__SET EXERCISE A__. Arrange the rows as a numbered list with blank lines left out, starting with the first line of the rows and going on through the line that contains "46, 423, 62]".

START SOURCE

At a later plenary around the turn of the century, when Cardinal Walter Kasper had become president of the Pontifical Council, and with Cardinal Ratzinger present ex officio as usual, a discussion developed between the two cardinals on what Kasper had said in his opening address. It was a question of whether or not the Catholic Church from its inception in Jerusalem, is a universal Church or whether it began as the local church of Jerusalem which incrementally became a universal church. This was a continuing public argument between the two German Cardinals. Kasper made his case with a certain heat. Ratzinger looked at his former pupil with a calm smile, analysed Kasper’s case and demonstrated that the Church founded by Christ and the Holy Spirit in Jerusalem was from the outset the universal Church. It was high theological entertainment.
Life in the Curia
Being an official of the Pontifical Council was a bureaucratic job — meetings, reports, study; certainly a long way from being a parish priest. However among the staff there were those who did not travel if they could help it, and there were those ready at any time to go anywhere. I was among the latter. Since we were a small number our responsibilities were on several levels. The international theological dialogues held first place; then institutions with which the Catholic Church had contacts such as the Lutheran World Federation, the World YMCA, and many others; then questions that needed to be researched; and finally the regional desks. Since the staff at that time was still composed of people from Europe or the USA, for a time I ended up with the regional desks for English-speaking Africa, Asia, the Caribbean and the Pacific. Because I had also the WCC desk I went to Geneva on an average of once a month. My travel was far flung and regular, which meant my job was not a typical Curial one which would have had me stuck at a desk in Rome for 11 months of the year. It also meant a lot of human contacts. In the office there was a good working atmosphere among the staff including the secretaries who were women from several of the new ecclesial communities. Each morning we had a coffee break at 11.00 when the staff and any visitors to the office would gather.

END SOURCE
START INPUT DATA

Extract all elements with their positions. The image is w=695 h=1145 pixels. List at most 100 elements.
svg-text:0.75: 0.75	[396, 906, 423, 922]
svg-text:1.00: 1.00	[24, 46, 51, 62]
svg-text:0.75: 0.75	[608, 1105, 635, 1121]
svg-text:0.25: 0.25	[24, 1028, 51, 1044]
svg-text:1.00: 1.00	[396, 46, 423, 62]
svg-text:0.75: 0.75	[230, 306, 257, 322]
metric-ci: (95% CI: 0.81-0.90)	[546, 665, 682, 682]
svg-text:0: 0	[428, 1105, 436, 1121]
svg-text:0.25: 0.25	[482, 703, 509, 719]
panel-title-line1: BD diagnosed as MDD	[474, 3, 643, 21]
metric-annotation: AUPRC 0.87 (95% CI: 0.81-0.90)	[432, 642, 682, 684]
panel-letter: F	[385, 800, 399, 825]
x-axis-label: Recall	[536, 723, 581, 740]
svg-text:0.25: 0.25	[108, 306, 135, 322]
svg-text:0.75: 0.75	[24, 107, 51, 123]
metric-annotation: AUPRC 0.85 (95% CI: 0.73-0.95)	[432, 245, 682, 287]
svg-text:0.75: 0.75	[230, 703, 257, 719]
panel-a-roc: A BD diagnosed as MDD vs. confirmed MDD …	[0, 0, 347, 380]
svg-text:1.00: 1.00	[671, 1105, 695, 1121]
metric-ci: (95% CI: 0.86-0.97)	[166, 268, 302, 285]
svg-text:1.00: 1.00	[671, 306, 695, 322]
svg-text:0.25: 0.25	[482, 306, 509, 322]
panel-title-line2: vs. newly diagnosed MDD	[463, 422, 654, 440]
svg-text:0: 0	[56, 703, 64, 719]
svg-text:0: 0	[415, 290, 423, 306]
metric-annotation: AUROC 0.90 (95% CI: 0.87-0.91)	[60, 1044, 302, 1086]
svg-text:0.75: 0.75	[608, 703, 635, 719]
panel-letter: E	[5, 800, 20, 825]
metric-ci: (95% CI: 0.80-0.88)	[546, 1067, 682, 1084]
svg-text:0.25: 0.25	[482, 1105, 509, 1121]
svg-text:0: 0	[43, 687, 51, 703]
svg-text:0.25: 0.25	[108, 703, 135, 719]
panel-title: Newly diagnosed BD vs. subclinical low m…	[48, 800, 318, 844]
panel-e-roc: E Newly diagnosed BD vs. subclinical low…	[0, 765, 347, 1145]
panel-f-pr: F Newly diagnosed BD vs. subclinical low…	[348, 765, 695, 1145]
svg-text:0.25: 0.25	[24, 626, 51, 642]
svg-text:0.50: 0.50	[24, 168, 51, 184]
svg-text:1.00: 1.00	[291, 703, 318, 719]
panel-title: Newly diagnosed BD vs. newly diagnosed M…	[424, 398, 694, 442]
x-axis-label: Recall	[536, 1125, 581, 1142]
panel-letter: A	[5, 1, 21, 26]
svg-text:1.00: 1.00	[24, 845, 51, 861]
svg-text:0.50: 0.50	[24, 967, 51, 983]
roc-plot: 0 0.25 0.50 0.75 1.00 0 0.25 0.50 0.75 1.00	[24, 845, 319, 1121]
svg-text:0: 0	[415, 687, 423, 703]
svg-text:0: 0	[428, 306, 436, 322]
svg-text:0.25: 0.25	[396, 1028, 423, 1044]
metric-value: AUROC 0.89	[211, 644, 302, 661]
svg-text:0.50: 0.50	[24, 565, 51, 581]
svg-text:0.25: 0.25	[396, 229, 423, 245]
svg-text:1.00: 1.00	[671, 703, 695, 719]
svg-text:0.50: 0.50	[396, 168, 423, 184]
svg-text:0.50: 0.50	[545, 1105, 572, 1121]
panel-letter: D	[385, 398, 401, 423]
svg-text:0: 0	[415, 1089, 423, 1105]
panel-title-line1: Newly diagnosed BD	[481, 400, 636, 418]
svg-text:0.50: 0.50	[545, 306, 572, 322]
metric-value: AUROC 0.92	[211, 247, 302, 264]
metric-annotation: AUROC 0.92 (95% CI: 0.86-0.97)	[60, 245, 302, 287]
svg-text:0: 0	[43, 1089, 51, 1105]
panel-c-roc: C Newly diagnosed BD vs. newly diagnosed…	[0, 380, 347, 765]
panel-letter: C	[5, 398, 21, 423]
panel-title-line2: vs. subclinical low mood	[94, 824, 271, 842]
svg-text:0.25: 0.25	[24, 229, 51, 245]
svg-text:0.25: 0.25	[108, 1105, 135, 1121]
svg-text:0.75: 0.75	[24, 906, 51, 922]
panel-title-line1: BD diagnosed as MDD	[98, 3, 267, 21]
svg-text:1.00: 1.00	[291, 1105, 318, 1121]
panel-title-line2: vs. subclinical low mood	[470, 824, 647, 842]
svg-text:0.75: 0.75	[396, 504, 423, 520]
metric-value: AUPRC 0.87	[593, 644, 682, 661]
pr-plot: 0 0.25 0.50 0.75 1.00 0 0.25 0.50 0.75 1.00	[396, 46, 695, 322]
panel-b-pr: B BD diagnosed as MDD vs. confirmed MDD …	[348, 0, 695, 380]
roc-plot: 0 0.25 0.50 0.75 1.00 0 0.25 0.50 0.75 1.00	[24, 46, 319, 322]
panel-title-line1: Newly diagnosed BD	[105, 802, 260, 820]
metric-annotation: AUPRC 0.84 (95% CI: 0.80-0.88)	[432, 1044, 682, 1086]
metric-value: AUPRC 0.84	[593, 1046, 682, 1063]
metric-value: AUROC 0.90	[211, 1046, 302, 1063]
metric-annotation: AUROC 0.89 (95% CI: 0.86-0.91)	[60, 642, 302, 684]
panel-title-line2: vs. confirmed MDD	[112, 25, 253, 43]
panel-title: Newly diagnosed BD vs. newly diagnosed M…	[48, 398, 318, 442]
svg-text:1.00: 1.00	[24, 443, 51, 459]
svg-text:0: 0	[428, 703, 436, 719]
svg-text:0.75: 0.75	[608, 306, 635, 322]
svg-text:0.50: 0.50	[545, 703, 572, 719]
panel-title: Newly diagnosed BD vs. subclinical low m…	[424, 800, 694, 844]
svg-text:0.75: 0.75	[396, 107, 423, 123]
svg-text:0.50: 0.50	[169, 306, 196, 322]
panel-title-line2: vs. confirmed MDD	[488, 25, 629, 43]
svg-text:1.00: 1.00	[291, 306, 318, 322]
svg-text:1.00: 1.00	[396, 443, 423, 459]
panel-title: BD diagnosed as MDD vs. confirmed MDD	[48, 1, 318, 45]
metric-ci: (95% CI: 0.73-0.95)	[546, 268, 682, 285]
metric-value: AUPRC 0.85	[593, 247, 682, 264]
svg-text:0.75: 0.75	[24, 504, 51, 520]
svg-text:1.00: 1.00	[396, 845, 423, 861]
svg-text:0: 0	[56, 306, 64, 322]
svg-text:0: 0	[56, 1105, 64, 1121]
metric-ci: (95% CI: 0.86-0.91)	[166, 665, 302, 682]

END INPUT DATA

__SET EXERCISE B__. Pick up the account of working at the Pontifical Council from where it stops.

__EXPECTED ANSWER A__.
1. Extract all elements with their positions. The image is w=695 h=1145 pixels. List at most 100 elements.
2. svg-text:0.75: 0.75	[396, 906, 423, 922]
3. svg-text:1.00: 1.00	[24, 46, 51, 62]
4. svg-text:0.75: 0.75	[608, 1105, 635, 1121]
5. svg-text:0.25: 0.25	[24, 1028, 51, 1044]
6. svg-text:1.00: 1.00	[396, 46, 423, 62]

__EXPECTED ANSWER B__.
From 1978 until 1983 when Cardinal Willebrands was Primate of Holland as well as our president, Bishop Ramon Torrella, a Catalan who had stood up to Franco and had been given refuge in the Curia, was our resident vice-president. He was a friendly, humane man who in his apartment liked to cook spaghetti alla carbonara for friends. (Incidentally, the knack is to have the right temperature when mixing the cheese and eggs for the sauce.) On special occasions or feast days, at the coffee break he would produce a couple of bottles of La Ina, the top quality fino from Domeq, the Spanish sherry producer. Since Msgr Torrella, a couple of Englishmen and myself were the only ones who had a taste for sherry, on those days one would get back to one’s office in a pleasant haze and do gentle jobs until we broke for lunch at 1:30.
The Ecumenical Directory
Apart from occasionally drinking sherry, what did we do? A major project in the very first years had been the preparation of a brief ecumenical directory that would enable the implementation of the more theoretical Decree on Ecumenism of Vatican II. By 1985 there had been so many developments, some good, many less good, that more needed to be said about Catholic principles on ecumenism and many more practical guidelines given for ecumenical action. I was the staff member appointed to work on a draft for a new and fuller directory with one of our consultors, the dean of the canon law faculty at the Pontifical Salesian University, Professor Tarcisio Bertone.It was a fairly heavy job but Bertone was an excellent canonist and a great person to work with and whenever I have met him since he always remembers that project, probably because it was more successful than some of his more recent ones as Secretary of State. By the time the draft was ready in 1987, I had been sent off to Christchurch as the bishop. However, I had then been appointed a member of the Pontifical Council so I was still involved in the task of getting the draft through our plenary assembly and through the plenary of the Congregation for the Doctrine of the Faith before it went to the Holy Father.
After my departure from the staff, an American Jesuit took over the work on the directory and made it much more permissive. In two plenaries I found my self fighting a rearguard action against Bishop Martensen of Copenhagen (also a Jesuit), Bishop Scheele of Wurzburg, and Bishop Murphy O’Connor (still of Arundel & Brighton). In my arguments I was able to cite the mess I had discovered in my diocese, caused by ill advised and unfaithful ecumenical initiatives. After the document went to the pope it did undergo some changes for the better, but it was finally published in 1993 with what I consider a number of unfortunate loopholes.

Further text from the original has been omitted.